--- start Data to process ---
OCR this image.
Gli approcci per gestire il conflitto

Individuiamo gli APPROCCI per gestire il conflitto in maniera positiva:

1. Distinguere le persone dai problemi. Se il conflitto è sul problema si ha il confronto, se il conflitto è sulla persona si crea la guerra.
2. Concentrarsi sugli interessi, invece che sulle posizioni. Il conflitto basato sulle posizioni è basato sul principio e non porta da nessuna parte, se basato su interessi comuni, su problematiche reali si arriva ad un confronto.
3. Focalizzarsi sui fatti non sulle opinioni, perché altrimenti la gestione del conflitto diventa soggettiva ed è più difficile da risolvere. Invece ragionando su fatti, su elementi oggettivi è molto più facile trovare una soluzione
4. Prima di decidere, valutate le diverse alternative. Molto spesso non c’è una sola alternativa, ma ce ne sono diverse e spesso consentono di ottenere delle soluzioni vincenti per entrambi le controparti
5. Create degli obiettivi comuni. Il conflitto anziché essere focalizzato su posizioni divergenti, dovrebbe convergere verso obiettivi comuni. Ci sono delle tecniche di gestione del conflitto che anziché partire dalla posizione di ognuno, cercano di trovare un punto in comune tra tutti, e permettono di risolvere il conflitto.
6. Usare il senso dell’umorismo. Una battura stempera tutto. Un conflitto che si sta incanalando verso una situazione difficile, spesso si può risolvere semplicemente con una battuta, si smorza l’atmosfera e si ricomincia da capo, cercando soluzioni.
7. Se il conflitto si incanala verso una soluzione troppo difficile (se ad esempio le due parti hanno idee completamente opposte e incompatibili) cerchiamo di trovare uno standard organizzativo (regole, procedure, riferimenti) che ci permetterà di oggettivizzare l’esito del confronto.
--- end Data to process ---
To do:
Report only the number of lines in the listing that contain the word "spesso".

Complete response:
2